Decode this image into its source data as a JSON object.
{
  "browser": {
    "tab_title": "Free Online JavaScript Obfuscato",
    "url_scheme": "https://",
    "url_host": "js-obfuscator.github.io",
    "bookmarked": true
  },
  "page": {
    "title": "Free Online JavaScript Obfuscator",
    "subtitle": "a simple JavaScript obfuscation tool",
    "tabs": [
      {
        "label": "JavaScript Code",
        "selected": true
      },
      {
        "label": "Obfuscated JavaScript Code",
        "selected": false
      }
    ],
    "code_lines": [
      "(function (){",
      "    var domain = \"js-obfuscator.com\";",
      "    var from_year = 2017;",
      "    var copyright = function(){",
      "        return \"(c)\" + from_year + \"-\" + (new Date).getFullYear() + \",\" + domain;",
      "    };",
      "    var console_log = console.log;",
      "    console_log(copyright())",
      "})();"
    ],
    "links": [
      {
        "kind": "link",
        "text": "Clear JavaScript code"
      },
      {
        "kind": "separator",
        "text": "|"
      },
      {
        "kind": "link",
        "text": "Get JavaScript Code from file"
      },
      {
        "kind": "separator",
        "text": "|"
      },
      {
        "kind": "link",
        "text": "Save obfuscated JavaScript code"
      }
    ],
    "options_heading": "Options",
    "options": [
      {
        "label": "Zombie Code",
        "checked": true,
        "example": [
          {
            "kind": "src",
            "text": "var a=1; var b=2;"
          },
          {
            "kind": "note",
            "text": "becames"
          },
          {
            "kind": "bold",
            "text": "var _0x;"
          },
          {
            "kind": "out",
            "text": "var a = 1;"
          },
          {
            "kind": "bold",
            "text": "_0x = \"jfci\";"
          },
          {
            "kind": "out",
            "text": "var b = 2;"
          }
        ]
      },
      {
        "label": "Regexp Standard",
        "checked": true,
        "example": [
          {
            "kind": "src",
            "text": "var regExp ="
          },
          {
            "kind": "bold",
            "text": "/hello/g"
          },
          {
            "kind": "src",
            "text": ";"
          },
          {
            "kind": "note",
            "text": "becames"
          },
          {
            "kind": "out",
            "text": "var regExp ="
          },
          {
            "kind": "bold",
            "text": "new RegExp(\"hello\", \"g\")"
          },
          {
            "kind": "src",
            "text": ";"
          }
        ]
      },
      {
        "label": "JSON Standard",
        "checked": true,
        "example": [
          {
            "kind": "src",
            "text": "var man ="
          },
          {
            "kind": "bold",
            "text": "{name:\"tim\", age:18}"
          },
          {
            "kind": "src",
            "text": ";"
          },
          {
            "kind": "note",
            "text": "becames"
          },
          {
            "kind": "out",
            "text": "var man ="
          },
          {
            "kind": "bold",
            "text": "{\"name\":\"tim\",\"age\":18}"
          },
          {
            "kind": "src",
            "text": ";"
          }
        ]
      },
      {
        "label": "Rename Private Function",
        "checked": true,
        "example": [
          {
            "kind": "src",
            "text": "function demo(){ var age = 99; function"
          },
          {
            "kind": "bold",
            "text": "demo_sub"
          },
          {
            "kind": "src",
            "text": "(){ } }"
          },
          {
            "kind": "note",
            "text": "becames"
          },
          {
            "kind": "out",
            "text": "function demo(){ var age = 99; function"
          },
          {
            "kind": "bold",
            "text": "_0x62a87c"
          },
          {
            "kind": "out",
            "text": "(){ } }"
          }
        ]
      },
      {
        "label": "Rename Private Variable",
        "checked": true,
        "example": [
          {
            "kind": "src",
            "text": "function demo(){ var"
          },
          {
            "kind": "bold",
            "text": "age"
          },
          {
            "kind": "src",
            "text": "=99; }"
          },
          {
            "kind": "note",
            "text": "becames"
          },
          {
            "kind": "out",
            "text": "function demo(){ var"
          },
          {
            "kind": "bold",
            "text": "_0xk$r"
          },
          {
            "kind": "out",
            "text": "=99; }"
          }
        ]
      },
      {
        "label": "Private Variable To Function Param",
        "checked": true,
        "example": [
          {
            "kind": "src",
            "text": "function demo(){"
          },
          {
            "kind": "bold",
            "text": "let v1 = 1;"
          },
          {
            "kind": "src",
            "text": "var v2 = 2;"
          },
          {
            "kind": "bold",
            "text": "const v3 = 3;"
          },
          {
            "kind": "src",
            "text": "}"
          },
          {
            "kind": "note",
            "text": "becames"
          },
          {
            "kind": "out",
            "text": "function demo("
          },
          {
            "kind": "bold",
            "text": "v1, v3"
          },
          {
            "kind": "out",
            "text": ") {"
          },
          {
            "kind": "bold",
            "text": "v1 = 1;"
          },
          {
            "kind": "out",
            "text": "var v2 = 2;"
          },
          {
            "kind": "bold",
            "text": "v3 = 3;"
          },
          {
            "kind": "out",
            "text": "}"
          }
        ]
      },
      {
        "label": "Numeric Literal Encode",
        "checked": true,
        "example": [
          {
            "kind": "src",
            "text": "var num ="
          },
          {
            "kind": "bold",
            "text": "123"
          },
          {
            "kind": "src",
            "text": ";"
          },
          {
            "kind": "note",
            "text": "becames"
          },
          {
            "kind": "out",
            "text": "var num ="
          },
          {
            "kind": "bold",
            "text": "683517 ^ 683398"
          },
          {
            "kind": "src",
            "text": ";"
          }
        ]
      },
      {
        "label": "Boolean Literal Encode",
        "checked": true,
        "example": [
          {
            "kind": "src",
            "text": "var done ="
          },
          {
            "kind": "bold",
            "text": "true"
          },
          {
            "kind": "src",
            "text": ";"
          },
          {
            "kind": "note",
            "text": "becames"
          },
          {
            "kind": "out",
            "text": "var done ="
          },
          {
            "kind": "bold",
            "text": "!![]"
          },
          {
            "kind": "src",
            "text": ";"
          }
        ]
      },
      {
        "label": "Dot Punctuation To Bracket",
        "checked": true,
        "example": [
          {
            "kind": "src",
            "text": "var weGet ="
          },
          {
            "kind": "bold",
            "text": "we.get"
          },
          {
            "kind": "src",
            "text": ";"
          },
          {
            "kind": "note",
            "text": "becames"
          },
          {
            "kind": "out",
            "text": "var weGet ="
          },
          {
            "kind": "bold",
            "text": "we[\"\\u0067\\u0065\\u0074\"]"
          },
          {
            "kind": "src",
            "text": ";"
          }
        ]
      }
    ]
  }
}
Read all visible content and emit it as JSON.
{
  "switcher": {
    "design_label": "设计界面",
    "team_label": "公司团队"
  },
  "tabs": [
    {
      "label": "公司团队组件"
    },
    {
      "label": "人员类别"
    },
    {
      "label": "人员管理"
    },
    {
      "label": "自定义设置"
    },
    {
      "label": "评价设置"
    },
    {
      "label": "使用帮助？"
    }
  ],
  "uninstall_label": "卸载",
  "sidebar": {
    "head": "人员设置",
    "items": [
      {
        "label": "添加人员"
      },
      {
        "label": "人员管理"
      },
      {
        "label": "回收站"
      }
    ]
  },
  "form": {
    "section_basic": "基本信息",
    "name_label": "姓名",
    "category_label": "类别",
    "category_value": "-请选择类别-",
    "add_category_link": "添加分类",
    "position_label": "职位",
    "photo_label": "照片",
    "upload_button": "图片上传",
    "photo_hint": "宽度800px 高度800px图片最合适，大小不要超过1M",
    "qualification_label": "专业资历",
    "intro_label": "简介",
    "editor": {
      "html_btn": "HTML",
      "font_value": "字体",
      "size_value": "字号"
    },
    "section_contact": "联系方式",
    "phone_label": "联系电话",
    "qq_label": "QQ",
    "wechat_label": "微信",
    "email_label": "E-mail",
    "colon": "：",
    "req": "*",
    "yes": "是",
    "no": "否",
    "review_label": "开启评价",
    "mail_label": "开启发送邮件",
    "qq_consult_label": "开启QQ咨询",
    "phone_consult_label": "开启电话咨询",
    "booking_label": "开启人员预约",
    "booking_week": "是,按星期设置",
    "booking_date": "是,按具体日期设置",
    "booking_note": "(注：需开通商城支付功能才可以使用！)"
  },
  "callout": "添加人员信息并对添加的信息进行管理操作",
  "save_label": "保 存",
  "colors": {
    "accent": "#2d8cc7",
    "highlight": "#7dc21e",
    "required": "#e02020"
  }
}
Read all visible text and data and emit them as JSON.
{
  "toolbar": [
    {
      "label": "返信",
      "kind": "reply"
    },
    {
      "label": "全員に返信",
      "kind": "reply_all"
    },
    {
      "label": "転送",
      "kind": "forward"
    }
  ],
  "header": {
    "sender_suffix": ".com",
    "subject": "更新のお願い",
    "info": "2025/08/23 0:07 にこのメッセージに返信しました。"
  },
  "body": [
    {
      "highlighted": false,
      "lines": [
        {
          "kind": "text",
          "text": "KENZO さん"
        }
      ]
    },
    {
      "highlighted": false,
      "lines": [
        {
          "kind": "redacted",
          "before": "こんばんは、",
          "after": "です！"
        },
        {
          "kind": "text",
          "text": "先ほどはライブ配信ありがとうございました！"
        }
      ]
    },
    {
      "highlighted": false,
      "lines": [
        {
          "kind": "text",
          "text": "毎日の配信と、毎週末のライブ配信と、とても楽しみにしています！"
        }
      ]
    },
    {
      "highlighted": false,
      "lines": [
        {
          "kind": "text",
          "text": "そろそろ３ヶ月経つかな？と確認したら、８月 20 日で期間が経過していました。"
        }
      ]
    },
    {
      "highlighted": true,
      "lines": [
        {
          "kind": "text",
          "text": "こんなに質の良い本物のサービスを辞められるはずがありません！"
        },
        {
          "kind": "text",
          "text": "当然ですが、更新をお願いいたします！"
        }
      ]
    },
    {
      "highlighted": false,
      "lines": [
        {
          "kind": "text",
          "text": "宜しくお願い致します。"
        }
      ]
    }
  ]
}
====
## Written task
Pick out the lines that contain "Online" and copy them.

## The output
    "tab_title": "Free Online JavaScript Obfuscato",
    "title": "Free Online JavaScript Obfuscator",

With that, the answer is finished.